[EXERCISE PROMPT]
Lines holding the string "operating" are the ones to copy; find them all in the data.

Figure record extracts
^^^^^^^^^^^^^^^^

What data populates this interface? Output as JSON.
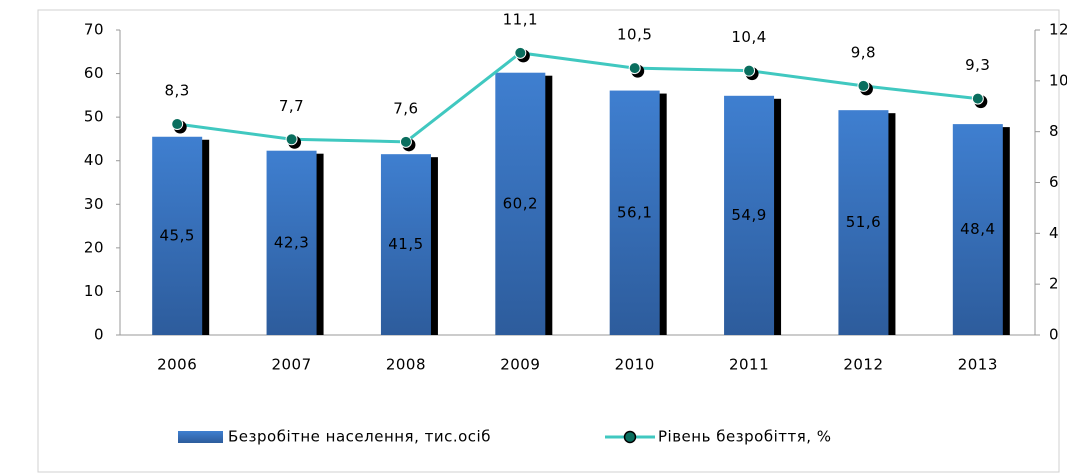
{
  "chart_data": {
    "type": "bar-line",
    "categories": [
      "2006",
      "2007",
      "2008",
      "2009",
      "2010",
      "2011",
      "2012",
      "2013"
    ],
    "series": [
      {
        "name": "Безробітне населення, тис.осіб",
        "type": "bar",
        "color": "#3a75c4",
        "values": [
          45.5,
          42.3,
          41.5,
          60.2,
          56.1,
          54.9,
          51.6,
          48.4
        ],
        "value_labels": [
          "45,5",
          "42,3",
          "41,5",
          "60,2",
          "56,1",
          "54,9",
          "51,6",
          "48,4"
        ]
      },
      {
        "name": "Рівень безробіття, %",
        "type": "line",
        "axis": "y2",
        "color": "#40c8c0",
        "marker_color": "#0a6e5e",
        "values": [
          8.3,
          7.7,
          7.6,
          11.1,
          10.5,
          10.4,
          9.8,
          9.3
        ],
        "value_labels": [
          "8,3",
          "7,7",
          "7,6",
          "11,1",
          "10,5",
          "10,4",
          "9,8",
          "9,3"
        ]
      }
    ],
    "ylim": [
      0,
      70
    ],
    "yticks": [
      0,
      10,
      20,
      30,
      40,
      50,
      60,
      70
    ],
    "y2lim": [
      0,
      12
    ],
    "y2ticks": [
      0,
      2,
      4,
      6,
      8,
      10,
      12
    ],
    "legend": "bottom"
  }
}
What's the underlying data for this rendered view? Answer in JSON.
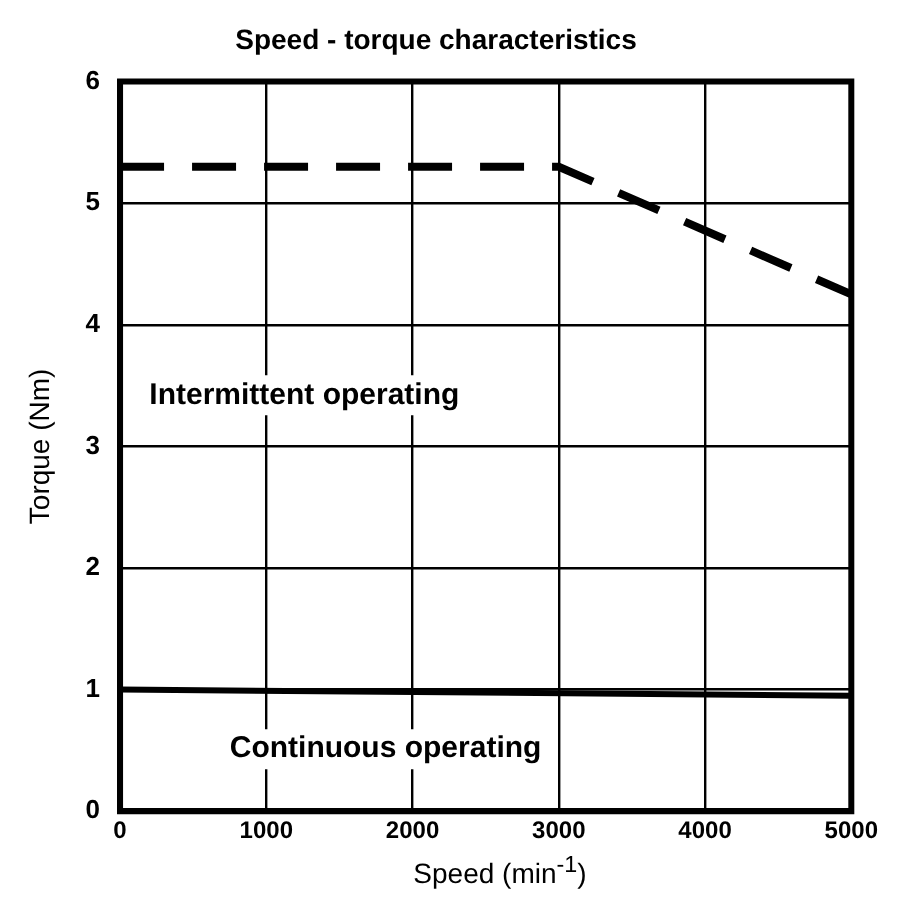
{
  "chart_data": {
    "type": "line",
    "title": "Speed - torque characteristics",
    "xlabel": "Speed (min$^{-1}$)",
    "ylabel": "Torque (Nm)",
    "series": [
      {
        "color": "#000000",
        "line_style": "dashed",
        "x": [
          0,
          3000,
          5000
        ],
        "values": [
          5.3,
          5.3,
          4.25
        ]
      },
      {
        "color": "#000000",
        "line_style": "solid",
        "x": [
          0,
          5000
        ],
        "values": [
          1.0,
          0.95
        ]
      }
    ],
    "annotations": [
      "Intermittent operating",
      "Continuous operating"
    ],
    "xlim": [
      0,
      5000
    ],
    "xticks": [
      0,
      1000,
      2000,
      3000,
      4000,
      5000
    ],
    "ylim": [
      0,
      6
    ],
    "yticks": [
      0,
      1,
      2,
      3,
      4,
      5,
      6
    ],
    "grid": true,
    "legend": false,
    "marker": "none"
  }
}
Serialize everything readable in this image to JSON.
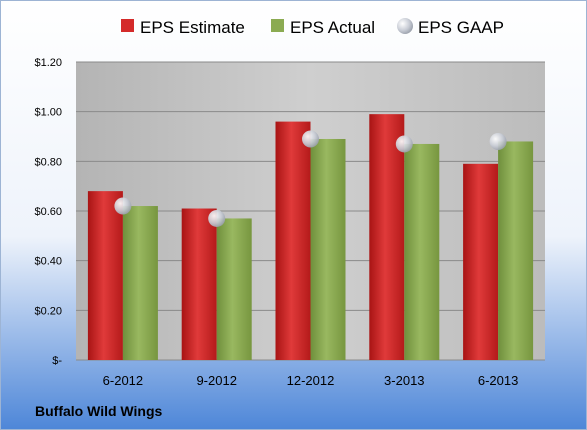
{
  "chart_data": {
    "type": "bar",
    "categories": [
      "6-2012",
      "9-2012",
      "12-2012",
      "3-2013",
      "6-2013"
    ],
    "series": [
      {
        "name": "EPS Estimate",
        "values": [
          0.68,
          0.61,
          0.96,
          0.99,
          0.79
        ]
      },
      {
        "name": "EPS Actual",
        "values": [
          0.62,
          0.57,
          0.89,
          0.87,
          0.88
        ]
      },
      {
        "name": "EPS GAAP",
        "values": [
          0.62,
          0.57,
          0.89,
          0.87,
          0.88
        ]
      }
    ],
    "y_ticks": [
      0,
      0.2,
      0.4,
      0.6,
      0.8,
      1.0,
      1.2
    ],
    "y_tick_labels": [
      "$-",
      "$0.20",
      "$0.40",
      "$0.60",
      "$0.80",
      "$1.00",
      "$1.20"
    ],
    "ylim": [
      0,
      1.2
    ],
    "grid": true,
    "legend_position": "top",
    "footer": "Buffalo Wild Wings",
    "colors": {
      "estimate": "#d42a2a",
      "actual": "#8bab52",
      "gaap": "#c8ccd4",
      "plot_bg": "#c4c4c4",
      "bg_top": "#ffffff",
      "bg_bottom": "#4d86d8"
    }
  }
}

^^^^^^^^^^^^^^^^

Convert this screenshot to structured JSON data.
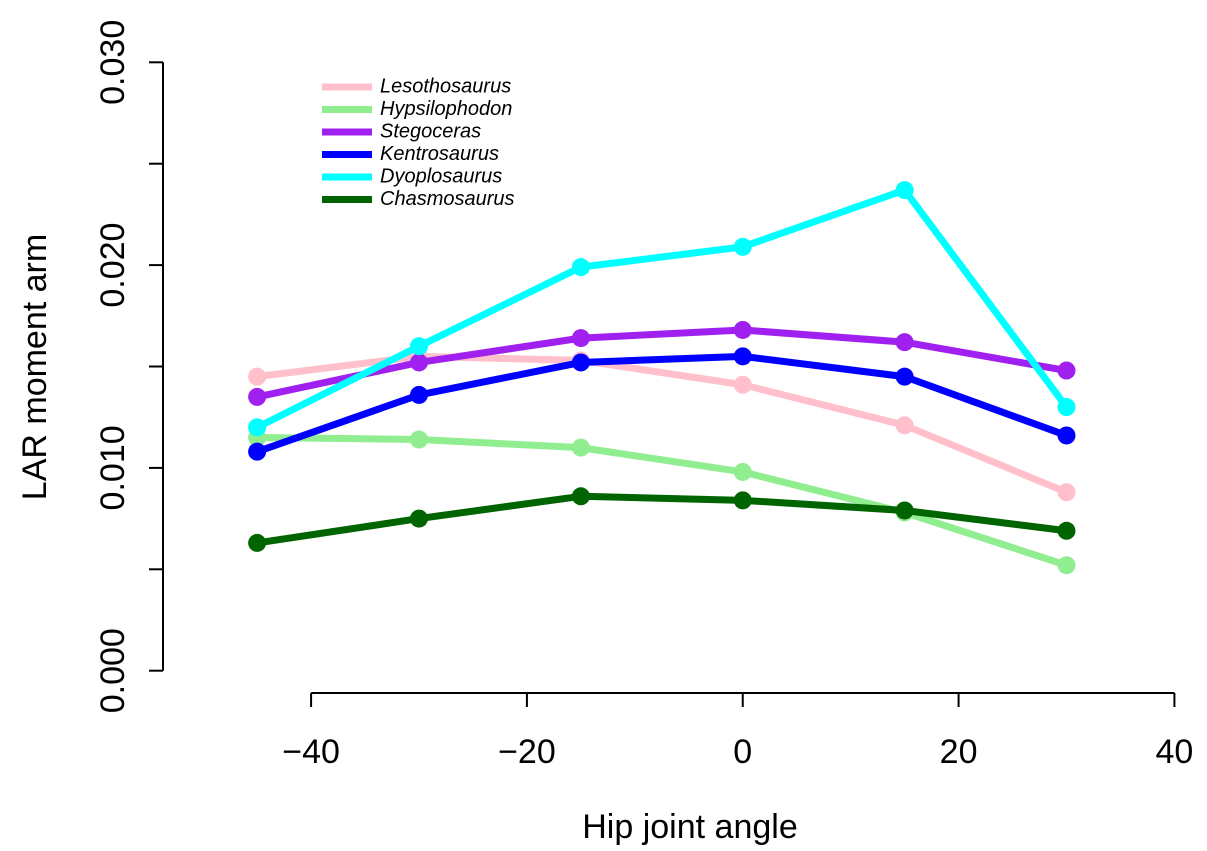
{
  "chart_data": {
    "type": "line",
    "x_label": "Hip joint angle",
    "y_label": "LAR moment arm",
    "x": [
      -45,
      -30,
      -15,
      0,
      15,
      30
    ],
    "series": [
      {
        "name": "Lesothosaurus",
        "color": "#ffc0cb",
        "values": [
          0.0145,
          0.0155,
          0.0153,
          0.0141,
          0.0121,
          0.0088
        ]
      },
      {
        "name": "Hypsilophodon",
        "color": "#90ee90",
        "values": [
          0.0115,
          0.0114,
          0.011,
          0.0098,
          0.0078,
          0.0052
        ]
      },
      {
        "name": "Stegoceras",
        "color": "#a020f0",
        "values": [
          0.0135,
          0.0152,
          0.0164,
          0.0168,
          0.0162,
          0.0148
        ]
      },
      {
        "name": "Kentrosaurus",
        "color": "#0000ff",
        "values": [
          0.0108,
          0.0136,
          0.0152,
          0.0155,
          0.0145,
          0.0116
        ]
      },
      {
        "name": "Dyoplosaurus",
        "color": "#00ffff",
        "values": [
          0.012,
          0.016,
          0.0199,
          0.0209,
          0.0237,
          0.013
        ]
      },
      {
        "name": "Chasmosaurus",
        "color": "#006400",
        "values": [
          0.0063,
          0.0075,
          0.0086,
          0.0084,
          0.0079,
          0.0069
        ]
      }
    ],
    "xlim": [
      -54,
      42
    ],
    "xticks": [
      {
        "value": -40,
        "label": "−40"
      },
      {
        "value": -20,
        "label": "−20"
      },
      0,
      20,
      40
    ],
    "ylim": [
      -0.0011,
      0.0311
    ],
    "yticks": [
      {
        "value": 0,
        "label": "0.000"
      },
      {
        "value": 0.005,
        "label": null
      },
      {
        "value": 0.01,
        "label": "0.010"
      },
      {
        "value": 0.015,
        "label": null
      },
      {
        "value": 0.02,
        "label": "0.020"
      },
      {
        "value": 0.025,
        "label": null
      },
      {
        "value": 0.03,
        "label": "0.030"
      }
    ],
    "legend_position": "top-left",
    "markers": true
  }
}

^^^^^^^^^^^^^^^^

[RESULT]
      "Intermittent operating",
      "Continuous operating"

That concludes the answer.